Exercise prompt :: Locate every line below that contains the word "عليه" and copy it.

Records for this exercise ::
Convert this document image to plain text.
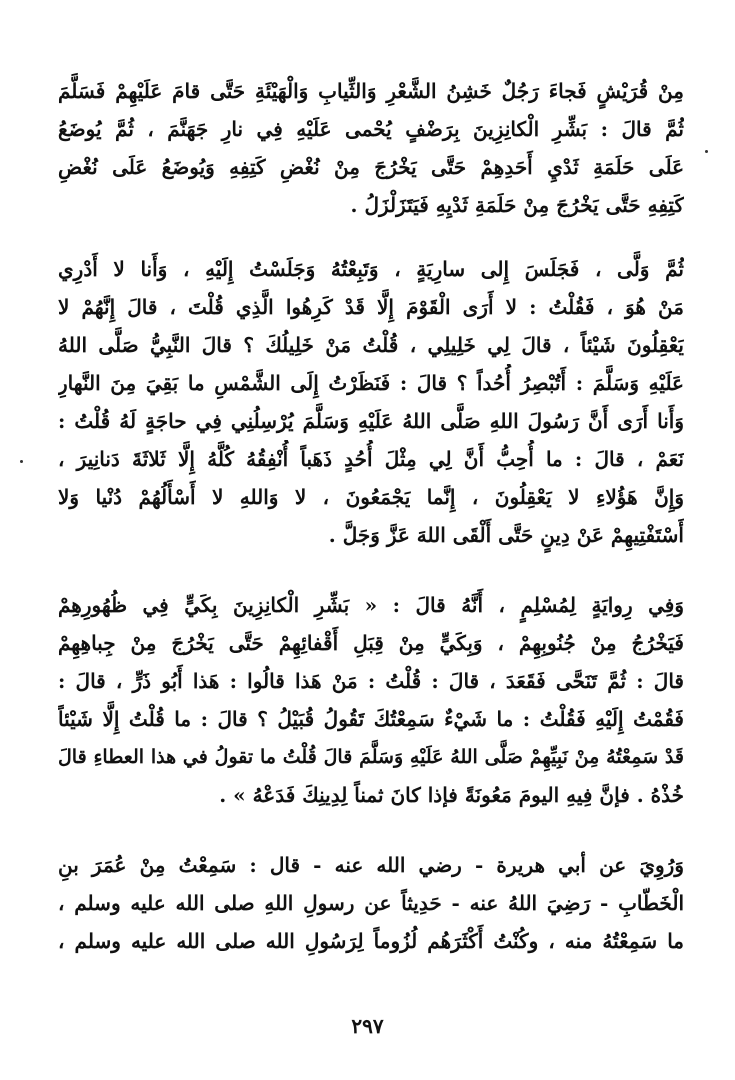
مِنْ قُرَيْشٍ فَجاءَ رَجُلٌ خَشِنُ الشَّعْرِ وَالثِّيابِ وَالْهَيْئَةِ حَتَّى قامَ عَلَيْهِمْ فَسَلَّمَ
ثُمَّ قالَ : بَشِّرِ الْكانِزِينَ بِرَضْفٍ يُحْمى عَلَيْهِ فِي نارِ جَهَنَّمَ ، ثُمَّ يُوضَعُ
عَلَى حَلَمَةِ ثَدْيِ أَحَدِهِمْ حَتَّى يَخْرُجَ مِنْ نُغْضِ كَتِفِهِ وَيُوضَعُ عَلَى نُغْضِ
كَتِفِهِ حَتَّى يَخْرُجَ مِنْ حَلَمَةِ ثَدْيِهِ فَيَتَزَلْزَلُ .
ثُمَّ وَلَّى ، فَجَلَسَ إِلى سارِيَةٍ ، وَتَبِعْتُهُ وَجَلَسْتُ إِلَيْهِ ، وَأَنا لا أَدْرِي
مَنْ هُوَ ، فَقُلْتُ : لا أَرَى الْقَوْمَ إِلَّا قَدْ كَرِهُوا الَّذِي قُلْتَ ، قالَ إِنَّهُمْ لا
يَعْقِلُونَ شَيْئاً ، قالَ لِي خَلِيلِي ، قُلْتُ مَنْ خَلِيلُكَ ؟ قالَ النَّبِيُّ صَلَّى اللهُ
عَلَيْهِ وَسَلَّمَ : أَتُبْصِرُ أُحُداً ؟ قالَ : فَنَظَرْتُ إِلَى الشَّمْسِ ما بَقِيَ مِنَ النَّهارِ
وَأَنا أَرَى أَنَّ رَسُولَ اللهِ صَلَّى اللهُ عَلَيْهِ وَسَلَّمَ يُرْسِلُنِي فِي حاجَةٍ لَهُ قُلْتُ :
نَعَمْ ، قالَ : ما أُحِبُّ أَنَّ لِي مِثْلَ أُحُدٍ ذَهَباً أُنْفِقُهُ كُلَّهُ إِلَّا ثَلاثَةَ دَنانِيرَ ،
وَإِنَّ هَؤُلاءِ لا يَعْقِلُونَ ، إِنَّما يَجْمَعُونَ ، لا وَاللهِ لا أَسْأَلُهُمْ دُنْيا وَلا
أَسْتَفْتِيهِمْ عَنْ دِينٍ حَتَّى أَلْقَى اللهَ عَزَّ وَجَلَّ .
وَفِي رِوايَةٍ لِمُسْلِمٍ ، أَنَّهُ قالَ : « بَشِّرِ الْكانِزِينَ بِكَيٍّ فِي ظُهُورِهِمْ
فَيَخْرُجُ مِنْ جُنُوبِهِمْ ، وَبِكَيٍّ مِنْ قِبَلِ أَقْفائِهِمْ حَتَّى يَخْرُجَ مِنْ جِباهِهِمْ
قالَ : ثُمَّ تَنَحَّى فَقَعَدَ ، قالَ : قُلْتُ : مَنْ هَذا قالُوا : هَذا أَبُو ذَرٍّ ، قالَ :
فَقُمْتُ إِلَيْهِ فَقُلْتُ : ما شَيْءٌ سَمِعْتُكَ تَقُولُ قُبَيْلُ ؟ قالَ : ما قُلْتُ إِلَّا شَيْئاً
قَدْ سَمِعْتُهُ مِنْ نَبِيِّهِمْ صَلَّى اللهُ عَلَيْهِ وَسَلَّمَ قالَ قُلْتُ ما تقولُ في هذا العطاءِ قالَ
خُذْهُ . فإنَّ فِيهِ اليومَ مَعُونَةً فإذا كانَ ثمناً لِدِينِكَ فَدَعْهُ » .
وَرُوِيَ عن أبي هريرة - رضي الله عنه - قال : سَمِعْتُ مِنْ عُمَرَ بنِ
الْخَطّابِ - رَضِيَ اللهُ عنه - حَدِيثاً عن رسولِ اللهِ صلى الله عليه وسلم ،
ما سَمِعْتُهُ منه ، وكُنْتُ أَكْثَرَهُم لُزُوماً لِرَسُولِ الله صلى الله عليه وسلم ،
٢٩٧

Complete response ::
الْخَطّابِ - رَضِيَ اللهُ عنه - حَدِيثاً عن رسولِ اللهِ صلى الله عليه وسلم ،
ما سَمِعْتُهُ منه ، وكُنْتُ أَكْثَرَهُم لُزُوماً لِرَسُولِ الله صلى الله عليه وسلم ،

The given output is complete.